LNG tankers have sailed over 100 million miles without a shipboard death or even a major accident.
Several on-site accidents involving or related to LNG are listed below:
Modern LNG storage tanks are typically full containment type, which has a prestressed concreteouter wall and a high-nickel steel inner tank, with extremely efficient insulation between the walls. Large tanks are low aspect ratio (height to width) and cylindrical in design with a domed steel or concrete roof. Storage pressure in these tanks is very low, less than 10 kPa (1.45 psig). Sometimes more expensive underground tanks are used for storage. Smaller quantities (say 700 m³ (190,000 US gallons) and less), may be stored in horizontal or vertical, vacuum-jacketed, pressure vessels. These tanks may be at pressures anywhere from less than 50 kPa to over 1,700 kPa (7 psig to 250 psig).
LNG must be kept cold to remain a liquid, independent of pressure. Despite efficient insulation, there will inevitably be some heat leakage into the LNG, resulting in vapourisation of the LNG. This boil-off gas acts to keep the LNG cold. The boil-off gas is typically compressed and exported as natural gas, or is reliquefied and returned to storage.
LNG is transported in specially designed ships with double hulls protecting the cargo systems from damage or leaks. There are several special leak test methods available to test the integrity of an LNG vessel's membrane cargo tanks.
Transportation and supply is an important aspect of the gas business, since LNG reserves are normally quite distant from consumer markets. LNG has far more volume than oil to transport, and most gas is transported by pipelines. There is a pipeline network in the former Soviet Union, Europe and North America. LNG, when in its gaseous state is rather bulky. Gas travels much faster than oil though a high-pressure pipeline, but can transmit only about a fifth of the amount of energy per day.
As well as pipelines, LNG is transported using both tanker truck, railway tanker, and purpose built ships known as LNG carriers. LNG will be sometimes taken to cryogenic temperatures to increase the tanker capacity. The first commercial ship-to-ship transfer (STS) transfers were undertaken in February 2007 at the Flotta facility in Scapa Flow with 132,000 m³ of LNG being passed between the vessels Excalibur and Excelsior. Transfers have also been carried out by Exmar Shipmanagement, the Belgian gas tanker owner in the Gulf of Mexico, which involved the transfer of LNG from a conventional LNG carrier to an LNG regasification vessel (LNGRV). Prior to this commercial exercise LNG had only ever been transferred between ships on a handful of occasions as a necessity following an incident.
Liquefied natural gas is used to transport natural gas over long distances, often by sea. In most cases, LNG terminals are purpose-built ports used exclusively to export or import LNG.
Boil off gas from land based LNG storage tanks is usually compressed and fed to natural gas pipeline networks. Some LNG carriers use boil off gas for fuel.The insulation, as efficient as it is, will not keep LNG cold enough by itself. Inevitably, heat leakage will warm and vapourise the LNG. Industry practice is to store LNG as a boiling cryogen. That is, the liquid is stored at its boiling point for the pressure at which it is stored (atmospheric pressure). As the vapour boils off, heat for the phase change cools the remaining liquid. Because the insulation is very efficient, only a relatively small amount of boil off is necessary to maintain temperature. This phenomenon is also called auto-refrigeration.

**Supplied records**
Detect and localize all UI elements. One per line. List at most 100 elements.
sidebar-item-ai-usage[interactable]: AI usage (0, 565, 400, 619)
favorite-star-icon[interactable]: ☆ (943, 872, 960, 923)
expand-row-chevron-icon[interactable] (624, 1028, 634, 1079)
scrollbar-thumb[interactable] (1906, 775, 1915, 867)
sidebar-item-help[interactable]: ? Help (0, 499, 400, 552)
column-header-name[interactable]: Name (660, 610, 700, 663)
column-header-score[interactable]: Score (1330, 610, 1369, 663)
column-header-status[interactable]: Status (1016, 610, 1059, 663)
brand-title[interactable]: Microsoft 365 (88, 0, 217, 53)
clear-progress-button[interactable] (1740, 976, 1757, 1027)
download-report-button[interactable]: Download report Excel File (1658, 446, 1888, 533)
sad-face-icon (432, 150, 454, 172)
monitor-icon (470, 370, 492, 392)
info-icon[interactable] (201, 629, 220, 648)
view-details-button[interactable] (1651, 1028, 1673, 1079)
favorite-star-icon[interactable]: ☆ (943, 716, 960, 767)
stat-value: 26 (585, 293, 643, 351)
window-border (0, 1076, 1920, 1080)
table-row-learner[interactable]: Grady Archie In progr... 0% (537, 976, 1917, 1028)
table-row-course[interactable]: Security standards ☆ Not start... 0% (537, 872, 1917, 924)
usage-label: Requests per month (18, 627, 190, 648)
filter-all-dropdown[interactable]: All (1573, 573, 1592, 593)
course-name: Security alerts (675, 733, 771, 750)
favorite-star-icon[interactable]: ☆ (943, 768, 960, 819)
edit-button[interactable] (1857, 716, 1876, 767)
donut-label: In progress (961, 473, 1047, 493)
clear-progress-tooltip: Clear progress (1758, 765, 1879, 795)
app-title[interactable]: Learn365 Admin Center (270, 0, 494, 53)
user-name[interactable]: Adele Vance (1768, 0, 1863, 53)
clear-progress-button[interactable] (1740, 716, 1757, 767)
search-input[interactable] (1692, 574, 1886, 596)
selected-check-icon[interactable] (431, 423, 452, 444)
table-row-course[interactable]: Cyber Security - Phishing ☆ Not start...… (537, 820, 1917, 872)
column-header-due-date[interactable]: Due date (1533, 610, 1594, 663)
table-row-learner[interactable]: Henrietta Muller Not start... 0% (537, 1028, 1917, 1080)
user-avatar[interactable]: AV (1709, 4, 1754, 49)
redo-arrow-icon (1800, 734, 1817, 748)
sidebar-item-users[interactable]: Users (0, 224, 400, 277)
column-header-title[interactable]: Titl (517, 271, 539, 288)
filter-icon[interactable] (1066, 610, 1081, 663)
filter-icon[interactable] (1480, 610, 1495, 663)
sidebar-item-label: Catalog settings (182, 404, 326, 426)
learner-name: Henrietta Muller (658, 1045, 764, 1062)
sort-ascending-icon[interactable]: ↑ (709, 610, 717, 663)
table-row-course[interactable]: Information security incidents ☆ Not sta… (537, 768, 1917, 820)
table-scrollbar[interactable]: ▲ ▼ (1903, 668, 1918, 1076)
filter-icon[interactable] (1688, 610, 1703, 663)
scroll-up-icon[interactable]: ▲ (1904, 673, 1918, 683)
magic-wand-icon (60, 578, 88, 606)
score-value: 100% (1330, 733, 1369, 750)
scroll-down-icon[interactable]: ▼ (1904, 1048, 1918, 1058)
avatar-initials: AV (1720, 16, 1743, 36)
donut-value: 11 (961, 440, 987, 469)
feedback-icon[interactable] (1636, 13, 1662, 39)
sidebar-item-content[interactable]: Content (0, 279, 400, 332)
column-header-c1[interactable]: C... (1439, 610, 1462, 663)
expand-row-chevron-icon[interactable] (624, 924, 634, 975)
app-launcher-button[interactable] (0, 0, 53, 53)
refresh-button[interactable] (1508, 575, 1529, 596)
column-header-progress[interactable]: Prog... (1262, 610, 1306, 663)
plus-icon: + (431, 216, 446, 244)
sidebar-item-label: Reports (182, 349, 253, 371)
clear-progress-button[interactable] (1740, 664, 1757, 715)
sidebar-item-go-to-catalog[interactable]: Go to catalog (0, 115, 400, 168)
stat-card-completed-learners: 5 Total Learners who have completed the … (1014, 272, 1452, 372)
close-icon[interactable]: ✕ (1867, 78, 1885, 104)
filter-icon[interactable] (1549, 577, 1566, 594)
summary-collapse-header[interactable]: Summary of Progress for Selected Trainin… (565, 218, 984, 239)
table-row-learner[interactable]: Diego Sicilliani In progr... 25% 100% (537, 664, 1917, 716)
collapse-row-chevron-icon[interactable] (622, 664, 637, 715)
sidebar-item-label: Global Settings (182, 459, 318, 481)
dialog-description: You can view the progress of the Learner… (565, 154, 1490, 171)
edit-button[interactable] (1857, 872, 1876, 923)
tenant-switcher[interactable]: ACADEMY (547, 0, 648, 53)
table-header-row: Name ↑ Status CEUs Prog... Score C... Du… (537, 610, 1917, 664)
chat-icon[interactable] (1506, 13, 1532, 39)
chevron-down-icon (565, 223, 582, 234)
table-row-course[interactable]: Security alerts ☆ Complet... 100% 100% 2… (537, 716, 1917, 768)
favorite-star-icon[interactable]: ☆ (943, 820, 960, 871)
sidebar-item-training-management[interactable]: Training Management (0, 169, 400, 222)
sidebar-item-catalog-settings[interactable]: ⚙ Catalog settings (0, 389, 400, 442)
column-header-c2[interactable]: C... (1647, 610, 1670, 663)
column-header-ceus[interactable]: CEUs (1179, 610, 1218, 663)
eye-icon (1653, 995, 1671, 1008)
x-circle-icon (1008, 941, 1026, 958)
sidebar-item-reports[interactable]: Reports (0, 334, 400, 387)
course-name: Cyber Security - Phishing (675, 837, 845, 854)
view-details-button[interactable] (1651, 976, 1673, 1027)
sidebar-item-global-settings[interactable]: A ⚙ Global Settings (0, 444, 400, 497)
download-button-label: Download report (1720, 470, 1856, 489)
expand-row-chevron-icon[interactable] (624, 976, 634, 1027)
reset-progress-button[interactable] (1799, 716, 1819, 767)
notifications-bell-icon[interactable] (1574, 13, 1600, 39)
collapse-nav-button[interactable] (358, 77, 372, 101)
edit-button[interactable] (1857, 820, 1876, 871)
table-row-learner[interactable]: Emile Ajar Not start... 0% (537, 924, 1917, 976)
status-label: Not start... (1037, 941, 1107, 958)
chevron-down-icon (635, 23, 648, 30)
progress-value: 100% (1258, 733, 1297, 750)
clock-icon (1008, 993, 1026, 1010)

**What to do**
(1) From the passage on liquefied natural gas, extract the text starting with "Liquefied natural gas" and going on through "or import LNG.".
(2) Condense the paragraph of the passage on liquefied natural gas that begins "LNG must be kept cold to remain a liquid" into two sentences, keeping its main facts.
(3) According to the passage on liquefied natural gas, where were the first commercial ship-to-ship transfers of LNG undertaken in February 2007?
The material has no connection to the passage on liquefied natural gas.

**Task results**
(1)
Liquefied natural gas is used to transport natural gas over long distances, often by sea. In most cases, LNG terminals are purpose-built ports used exclusively to export or import LNG.

(2) LNG has to stay cold to remain liquid regardless of pressure, and because some heat always leaks in despite insulation, part of it vaporizes into boil-off gas that keeps the rest cold. This gas is usually compressed and exported as natural gas, or reliquefied and returned to storage.

(3) At the Flotta facility in Scapa Flow.